# Directions
Each record must be reproduced exactly as it is shown.

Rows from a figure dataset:
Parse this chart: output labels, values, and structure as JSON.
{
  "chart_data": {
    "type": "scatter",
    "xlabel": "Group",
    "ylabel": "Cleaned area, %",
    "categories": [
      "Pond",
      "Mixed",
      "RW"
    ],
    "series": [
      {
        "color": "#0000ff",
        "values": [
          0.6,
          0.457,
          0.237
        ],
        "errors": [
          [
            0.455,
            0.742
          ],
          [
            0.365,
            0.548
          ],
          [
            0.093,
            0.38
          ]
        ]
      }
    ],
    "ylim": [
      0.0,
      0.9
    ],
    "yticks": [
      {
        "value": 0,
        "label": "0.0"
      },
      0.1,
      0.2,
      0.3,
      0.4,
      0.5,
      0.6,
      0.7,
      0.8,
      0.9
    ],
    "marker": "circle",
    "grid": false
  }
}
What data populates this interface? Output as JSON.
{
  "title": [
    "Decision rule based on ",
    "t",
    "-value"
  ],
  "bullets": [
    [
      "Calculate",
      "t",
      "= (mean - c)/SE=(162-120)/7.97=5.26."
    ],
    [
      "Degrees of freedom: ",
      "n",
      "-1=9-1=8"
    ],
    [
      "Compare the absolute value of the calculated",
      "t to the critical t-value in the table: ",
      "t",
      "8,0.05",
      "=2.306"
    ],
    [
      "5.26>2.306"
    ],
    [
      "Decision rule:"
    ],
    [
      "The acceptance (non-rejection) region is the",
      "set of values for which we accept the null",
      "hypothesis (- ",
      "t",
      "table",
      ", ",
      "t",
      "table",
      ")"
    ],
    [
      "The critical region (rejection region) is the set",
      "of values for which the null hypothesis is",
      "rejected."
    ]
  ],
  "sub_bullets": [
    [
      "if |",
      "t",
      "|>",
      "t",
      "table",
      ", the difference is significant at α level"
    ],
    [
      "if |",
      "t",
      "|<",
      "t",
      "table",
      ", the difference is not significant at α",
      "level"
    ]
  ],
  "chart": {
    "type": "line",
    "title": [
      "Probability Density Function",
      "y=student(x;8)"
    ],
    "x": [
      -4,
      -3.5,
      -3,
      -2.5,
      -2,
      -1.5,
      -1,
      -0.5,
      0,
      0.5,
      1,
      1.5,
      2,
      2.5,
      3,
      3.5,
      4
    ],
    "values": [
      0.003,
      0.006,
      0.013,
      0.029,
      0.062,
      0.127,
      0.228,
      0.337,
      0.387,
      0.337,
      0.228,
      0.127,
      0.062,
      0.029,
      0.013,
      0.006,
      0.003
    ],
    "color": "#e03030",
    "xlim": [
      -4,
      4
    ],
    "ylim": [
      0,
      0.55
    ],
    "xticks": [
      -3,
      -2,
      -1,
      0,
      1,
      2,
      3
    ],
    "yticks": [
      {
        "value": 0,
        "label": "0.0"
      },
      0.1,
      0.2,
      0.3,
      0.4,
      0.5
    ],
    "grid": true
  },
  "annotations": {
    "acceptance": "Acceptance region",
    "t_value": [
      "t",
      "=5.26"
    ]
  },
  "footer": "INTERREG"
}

# Final answer
Parse this chart: output labels, values, and structure as JSON.
{
  "chart_data": {
    "type": "scatter",
    "xlabel": "Group",
    "ylabel": "Cleaned area, %",
    "categories": [
      "Pond",
      "Mixed",
      "RW"
    ],
    "series": [
      {
        "color": "#0000ff",
        "values": [
          0.6,
          0.457,
          0.237
        ],
        "errors": [
          [
            0.455,
            0.742
          ],
          [
            0.365,
            0.548
          ],
          [
            0.093,
            0.38
          ]
        ]
      }
    ],
    "ylim": [
      0.0,
      0.9
    ],
    "yticks": [
      {
        "value": 0,
        "label": "0.0"
      },
      0.1,
      0.2,
      0.3,
      0.4,
      0.5,
      0.6,
      0.7,
      0.8,
      0.9
    ],
    "marker": "circle",
    "grid": false
  }
}
What data populates this interface? Output as JSON.
{
  "title": [
    "Decision rule based on ",
    "t",
    "-value"
  ],
  "bullets": [
    [
      "Calculate",
      "t",
      "= (mean - c)/SE=(162-120)/7.97=5.26."
    ],
    [
      "Degrees of freedom: ",
      "n",
      "-1=9-1=8"
    ],
    [
      "Compare the absolute value of the calculated",
      "t to the critical t-value in the table: ",
      "t",
      "8,0.05",
      "=2.306"
    ],
    [
      "5.26>2.306"
    ],
    [
      "Decision rule:"
    ],
    [
      "The acceptance (non-rejection) region is the",
      "set of values for which we accept the null",
      "hypothesis (- ",
      "t",
      "table",
      ", ",
      "t",
      "table",
      ")"
    ],
    [
      "The critical region (rejection region) is the set",
      "of values for which the null hypothesis is",
      "rejected."
    ]
  ],
  "sub_bullets": [
    [
      "if |",
      "t",
      "|>",
      "t",
      "table",
      ", the difference is significant at α level"
    ],
    [
      "if |",
      "t",
      "|<",
      "t",
      "table",
      ", the difference is not significant at α",
      "level"
    ]
  ],
  "chart": {
    "type": "line",
    "title": [
      "Probability Density Function",
      "y=student(x;8)"
    ],
    "x": [
      -4,
      -3.5,
      -3,
      -2.5,
      -2,
      -1.5,
      -1,
      -0.5,
      0,
      0.5,
      1,
      1.5,
      2,
      2.5,
      3,
      3.5,
      4
    ],
    "values": [
      0.003,
      0.006,
      0.013,
      0.029,
      0.062,
      0.127,
      0.228,
      0.337,
      0.387,
      0.337,
      0.228,
      0.127,
      0.062,
      0.029,
      0.013,
      0.006,
      0.003
    ],
    "color": "#e03030",
    "xlim": [
      -4,
      4
    ],
    "ylim": [
      0,
      0.55
    ],
    "xticks": [
      -3,
      -2,
      -1,
      0,
      1,
      2,
      3
    ],
    "yticks": [
      {
        "value": 0,
        "label": "0.0"
      },
      0.1,
      0.2,
      0.3,
      0.4,
      0.5
    ],
    "grid": true
  },
  "annotations": {
    "acceptance": "Acceptance region",
    "t_value": [
      "t",
      "=5.26"
    ]
  },
  "footer": "INTERREG"
}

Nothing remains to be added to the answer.